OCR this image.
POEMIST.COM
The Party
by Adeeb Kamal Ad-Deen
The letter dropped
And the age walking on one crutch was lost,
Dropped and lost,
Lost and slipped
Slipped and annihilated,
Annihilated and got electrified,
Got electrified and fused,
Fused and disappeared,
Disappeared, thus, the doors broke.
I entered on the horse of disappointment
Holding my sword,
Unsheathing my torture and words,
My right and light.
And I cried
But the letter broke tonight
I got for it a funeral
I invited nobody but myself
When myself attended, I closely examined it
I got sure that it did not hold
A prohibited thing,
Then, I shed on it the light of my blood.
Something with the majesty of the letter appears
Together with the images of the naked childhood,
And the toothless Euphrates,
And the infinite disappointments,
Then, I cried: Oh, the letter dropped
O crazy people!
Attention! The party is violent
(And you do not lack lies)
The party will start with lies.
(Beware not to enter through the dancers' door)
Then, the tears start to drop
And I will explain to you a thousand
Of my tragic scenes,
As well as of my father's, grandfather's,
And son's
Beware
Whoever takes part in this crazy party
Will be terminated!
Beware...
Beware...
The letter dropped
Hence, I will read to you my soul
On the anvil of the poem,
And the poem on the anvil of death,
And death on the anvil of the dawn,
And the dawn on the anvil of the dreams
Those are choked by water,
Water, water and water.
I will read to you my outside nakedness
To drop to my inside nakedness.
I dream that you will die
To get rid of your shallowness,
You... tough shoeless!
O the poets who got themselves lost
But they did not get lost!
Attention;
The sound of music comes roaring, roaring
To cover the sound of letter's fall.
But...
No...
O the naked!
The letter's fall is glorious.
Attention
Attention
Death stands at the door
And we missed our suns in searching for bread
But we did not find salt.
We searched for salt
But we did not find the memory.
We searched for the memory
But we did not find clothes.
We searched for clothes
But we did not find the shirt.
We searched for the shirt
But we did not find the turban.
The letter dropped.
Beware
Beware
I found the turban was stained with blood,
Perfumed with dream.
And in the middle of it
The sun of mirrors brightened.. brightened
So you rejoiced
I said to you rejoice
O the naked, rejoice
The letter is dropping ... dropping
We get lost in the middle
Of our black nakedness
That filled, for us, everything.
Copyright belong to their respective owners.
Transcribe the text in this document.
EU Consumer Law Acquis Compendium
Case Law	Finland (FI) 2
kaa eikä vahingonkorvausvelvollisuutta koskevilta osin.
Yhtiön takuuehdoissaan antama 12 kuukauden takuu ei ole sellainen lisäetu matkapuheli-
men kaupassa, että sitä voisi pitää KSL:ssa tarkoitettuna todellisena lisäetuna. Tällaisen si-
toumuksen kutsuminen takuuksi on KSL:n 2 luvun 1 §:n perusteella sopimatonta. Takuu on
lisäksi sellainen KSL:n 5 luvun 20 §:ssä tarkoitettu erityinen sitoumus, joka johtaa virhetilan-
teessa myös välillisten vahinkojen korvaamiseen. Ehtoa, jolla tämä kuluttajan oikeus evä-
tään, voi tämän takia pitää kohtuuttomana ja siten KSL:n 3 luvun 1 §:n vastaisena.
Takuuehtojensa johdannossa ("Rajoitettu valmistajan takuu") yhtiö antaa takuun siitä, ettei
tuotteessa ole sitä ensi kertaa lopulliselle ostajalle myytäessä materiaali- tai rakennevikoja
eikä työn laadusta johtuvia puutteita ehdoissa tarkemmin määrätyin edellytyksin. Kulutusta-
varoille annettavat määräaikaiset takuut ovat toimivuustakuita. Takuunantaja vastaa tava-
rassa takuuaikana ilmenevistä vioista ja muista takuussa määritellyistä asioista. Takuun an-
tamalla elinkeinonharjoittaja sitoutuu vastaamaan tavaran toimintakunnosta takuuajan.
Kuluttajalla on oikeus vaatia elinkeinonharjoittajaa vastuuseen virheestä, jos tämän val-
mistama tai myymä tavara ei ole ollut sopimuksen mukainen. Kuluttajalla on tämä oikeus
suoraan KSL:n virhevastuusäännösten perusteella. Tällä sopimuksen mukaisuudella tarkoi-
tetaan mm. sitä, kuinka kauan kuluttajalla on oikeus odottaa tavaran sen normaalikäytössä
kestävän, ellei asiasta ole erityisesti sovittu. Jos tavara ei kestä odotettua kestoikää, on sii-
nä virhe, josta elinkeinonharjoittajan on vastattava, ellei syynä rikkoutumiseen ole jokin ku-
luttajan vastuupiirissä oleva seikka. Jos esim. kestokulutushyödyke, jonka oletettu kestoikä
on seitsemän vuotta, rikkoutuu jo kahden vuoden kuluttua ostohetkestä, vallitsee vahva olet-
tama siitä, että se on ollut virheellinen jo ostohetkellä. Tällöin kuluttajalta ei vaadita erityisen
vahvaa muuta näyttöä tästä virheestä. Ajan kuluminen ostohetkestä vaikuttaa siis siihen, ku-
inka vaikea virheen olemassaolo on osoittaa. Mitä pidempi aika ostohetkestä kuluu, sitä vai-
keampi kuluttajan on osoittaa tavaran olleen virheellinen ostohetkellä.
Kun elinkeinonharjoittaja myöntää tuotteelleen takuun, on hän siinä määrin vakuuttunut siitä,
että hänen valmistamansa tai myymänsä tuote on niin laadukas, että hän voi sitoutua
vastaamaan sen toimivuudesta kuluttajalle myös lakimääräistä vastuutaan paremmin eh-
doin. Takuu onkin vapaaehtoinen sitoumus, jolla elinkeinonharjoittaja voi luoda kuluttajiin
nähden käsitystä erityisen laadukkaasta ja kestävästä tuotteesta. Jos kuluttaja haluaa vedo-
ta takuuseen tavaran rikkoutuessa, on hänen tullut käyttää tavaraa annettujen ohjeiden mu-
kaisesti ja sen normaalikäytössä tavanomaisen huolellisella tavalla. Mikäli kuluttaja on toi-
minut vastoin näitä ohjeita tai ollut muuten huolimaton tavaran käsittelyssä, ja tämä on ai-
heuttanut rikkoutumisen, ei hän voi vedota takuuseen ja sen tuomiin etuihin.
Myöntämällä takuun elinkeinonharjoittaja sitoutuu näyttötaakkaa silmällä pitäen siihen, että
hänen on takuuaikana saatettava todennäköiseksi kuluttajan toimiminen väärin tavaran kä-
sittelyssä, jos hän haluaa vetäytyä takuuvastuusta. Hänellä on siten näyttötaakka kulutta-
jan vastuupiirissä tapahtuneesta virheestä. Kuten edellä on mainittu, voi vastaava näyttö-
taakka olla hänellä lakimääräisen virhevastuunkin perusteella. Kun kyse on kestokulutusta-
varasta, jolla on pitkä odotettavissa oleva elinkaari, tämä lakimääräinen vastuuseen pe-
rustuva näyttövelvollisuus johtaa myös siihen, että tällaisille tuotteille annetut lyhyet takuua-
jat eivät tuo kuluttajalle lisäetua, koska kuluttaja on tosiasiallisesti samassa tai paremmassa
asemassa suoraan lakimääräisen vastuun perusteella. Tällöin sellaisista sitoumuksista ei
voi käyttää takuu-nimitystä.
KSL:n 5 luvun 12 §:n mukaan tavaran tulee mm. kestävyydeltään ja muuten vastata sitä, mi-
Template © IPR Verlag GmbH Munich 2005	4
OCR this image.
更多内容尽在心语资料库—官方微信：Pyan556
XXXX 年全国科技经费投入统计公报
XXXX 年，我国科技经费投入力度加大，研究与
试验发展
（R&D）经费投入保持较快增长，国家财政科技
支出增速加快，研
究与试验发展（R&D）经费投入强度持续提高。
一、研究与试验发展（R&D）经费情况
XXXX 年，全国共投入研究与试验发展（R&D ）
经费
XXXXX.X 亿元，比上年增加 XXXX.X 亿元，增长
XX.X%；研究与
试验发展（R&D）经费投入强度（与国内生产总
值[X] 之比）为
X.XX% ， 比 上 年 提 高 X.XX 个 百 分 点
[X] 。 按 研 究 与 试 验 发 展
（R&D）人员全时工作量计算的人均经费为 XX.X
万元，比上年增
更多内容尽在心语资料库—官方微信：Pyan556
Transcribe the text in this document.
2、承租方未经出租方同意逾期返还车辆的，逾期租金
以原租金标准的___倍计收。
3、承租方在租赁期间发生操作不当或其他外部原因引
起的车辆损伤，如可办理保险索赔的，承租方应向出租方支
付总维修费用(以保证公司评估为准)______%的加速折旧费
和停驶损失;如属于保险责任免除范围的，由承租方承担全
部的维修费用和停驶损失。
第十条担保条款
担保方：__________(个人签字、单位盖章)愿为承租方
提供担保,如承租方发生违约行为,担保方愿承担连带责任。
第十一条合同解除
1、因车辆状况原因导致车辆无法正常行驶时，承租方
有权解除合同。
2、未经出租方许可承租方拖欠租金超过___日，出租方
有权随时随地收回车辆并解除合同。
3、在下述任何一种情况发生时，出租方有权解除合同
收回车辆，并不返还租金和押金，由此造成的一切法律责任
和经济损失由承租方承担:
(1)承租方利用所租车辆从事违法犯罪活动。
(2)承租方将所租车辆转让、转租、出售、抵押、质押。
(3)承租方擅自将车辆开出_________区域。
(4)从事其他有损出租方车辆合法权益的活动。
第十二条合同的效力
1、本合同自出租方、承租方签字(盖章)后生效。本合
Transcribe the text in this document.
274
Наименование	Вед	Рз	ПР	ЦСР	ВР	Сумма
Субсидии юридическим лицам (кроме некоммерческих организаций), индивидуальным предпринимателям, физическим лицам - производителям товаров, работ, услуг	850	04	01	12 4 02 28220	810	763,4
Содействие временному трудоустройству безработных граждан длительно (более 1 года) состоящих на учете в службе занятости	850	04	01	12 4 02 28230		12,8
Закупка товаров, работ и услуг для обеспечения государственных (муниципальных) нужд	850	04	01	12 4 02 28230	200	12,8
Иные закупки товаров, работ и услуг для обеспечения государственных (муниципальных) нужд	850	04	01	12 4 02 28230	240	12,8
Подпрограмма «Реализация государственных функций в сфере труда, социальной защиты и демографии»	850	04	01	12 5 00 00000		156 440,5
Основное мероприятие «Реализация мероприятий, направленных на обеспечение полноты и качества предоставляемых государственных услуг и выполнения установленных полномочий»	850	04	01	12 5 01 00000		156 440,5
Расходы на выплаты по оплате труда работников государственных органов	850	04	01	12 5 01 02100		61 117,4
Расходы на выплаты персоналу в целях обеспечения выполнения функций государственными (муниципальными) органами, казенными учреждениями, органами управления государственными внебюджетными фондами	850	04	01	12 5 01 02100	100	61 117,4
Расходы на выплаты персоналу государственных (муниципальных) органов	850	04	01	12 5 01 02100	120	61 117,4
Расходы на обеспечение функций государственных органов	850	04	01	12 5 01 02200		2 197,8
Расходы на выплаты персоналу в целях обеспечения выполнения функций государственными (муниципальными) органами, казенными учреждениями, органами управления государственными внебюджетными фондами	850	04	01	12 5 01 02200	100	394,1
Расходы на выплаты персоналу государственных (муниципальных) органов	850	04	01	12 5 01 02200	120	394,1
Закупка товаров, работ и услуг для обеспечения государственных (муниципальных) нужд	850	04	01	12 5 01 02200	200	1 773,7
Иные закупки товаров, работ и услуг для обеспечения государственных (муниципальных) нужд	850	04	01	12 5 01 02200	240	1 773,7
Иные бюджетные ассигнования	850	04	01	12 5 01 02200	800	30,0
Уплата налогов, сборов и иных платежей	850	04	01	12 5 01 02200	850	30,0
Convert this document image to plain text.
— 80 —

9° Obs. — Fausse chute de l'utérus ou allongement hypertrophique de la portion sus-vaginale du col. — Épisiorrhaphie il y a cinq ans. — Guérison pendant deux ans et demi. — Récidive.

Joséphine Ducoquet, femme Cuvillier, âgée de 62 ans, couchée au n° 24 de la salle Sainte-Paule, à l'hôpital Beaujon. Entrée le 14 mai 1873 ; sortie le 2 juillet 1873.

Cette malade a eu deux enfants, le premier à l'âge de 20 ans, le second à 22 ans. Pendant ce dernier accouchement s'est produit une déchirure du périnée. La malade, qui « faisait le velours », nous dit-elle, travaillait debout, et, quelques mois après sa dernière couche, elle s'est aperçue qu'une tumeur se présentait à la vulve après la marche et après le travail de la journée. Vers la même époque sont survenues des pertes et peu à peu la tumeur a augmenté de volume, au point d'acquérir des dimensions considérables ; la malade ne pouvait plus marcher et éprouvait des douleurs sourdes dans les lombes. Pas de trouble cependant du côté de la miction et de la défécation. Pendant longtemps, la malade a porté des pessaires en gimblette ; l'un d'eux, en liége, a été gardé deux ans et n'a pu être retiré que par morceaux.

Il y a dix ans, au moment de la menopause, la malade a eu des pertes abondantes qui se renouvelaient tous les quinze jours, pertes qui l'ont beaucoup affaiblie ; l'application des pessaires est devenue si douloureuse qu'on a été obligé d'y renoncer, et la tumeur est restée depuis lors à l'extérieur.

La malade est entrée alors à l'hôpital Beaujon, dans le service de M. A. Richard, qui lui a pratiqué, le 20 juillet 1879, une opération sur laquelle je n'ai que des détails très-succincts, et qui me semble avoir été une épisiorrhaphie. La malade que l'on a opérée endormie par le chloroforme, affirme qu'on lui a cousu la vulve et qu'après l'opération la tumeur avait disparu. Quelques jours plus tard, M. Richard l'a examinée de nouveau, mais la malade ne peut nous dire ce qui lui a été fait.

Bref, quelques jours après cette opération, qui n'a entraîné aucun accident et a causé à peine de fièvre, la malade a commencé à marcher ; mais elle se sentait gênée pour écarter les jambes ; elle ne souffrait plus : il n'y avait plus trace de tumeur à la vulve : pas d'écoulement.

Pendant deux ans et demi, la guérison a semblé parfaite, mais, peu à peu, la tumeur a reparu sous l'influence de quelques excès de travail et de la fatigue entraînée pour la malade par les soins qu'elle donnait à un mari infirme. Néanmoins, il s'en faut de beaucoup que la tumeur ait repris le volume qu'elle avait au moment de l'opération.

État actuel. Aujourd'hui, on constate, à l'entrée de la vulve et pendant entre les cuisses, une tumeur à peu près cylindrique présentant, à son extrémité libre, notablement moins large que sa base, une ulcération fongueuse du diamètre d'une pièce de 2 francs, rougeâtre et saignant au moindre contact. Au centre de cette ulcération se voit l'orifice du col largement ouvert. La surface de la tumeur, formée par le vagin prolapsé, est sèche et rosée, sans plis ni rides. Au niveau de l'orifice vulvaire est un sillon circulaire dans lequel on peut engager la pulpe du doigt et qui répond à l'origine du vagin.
----
• _TO BE DONE_
Please list every line of the records that contains "haluaa".

• _WRITTEN SOLUTION_
nähden käsitystä erityisen laadukkaasta ja kestävästä tuotteesta. Jos kuluttaja haluaa vedo-
sittelyssä, jos hän haluaa vetäytyä takuuvastuusta. Hänellä on siten näyttötaakka kulutta-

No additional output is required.